Information provided:
■ ■ ■

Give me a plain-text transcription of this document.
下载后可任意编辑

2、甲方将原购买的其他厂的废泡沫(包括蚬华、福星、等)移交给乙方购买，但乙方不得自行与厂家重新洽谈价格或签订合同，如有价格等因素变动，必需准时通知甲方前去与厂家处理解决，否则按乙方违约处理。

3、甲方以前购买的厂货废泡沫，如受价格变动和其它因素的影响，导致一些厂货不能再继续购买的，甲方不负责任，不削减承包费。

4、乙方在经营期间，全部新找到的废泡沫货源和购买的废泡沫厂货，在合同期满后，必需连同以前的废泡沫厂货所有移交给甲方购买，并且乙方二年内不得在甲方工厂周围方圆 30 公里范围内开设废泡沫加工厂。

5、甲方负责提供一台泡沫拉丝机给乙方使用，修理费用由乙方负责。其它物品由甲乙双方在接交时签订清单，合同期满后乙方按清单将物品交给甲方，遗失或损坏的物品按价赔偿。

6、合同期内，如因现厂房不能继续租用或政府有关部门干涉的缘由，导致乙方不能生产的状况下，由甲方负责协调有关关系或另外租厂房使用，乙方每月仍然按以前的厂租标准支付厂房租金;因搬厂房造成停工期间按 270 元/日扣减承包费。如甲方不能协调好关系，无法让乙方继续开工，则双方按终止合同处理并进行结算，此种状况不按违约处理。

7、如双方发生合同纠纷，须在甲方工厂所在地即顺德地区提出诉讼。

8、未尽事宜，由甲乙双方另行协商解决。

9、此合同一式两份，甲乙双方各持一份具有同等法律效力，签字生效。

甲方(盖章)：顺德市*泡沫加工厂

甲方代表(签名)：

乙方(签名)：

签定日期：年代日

■ ■ ■

Reproduce the entire listing word for word.

Written reply:
Give me a plain-text transcription of this document.
下载后可任意编辑

2、甲方将原购买的其他厂的废泡沫(包括蚬华、福星、等)移交给乙方购买，但乙方不得自行与厂家重新洽谈价格或签订合同，如有价格等因素变动，必需准时通知甲方前去与厂家处理解决，否则按乙方违约处理。

3、甲方以前购买的厂货废泡沫，如受价格变动和其它因素的影响，导致一些厂货不能再继续购买的，甲方不负责任，不削减承包费。

4、乙方在经营期间，全部新找到的废泡沫货源和购买的废泡沫厂货，在合同期满后，必需连同以前的废泡沫厂货所有移交给甲方购买，并且乙方二年内不得在甲方工厂周围方圆 30 公里范围内开设废泡沫加工厂。

5、甲方负责提供一台泡沫拉丝机给乙方使用，修理费用由乙方负责。其它物品由甲乙双方在接交时签订清单，合同期满后乙方按清单将物品交给甲方，遗失或损坏的物品按价赔偿。

6、合同期内，如因现厂房不能继续租用或政府有关部门干涉的缘由，导致乙方不能生产的状况下，由甲方负责协调有关关系或另外租厂房使用，乙方每月仍然按以前的厂租标准支付厂房租金;因搬厂房造成停工期间按 270 元/日扣减承包费。如甲方不能协调好关系，无法让乙方继续开工，则双方按终止合同处理并进行结算，此种状况不按违约处理。

7、如双方发生合同纠纷，须在甲方工厂所在地即顺德地区提出诉讼。

8、未尽事宜，由甲乙双方另行协商解决。

9、此合同一式两份，甲乙双方各持一份具有同等法律效力，签字生效。

甲方(盖章)：顺德市*泡沫加工厂

甲方代表(签名)：

乙方(签名)：

签定日期：年代日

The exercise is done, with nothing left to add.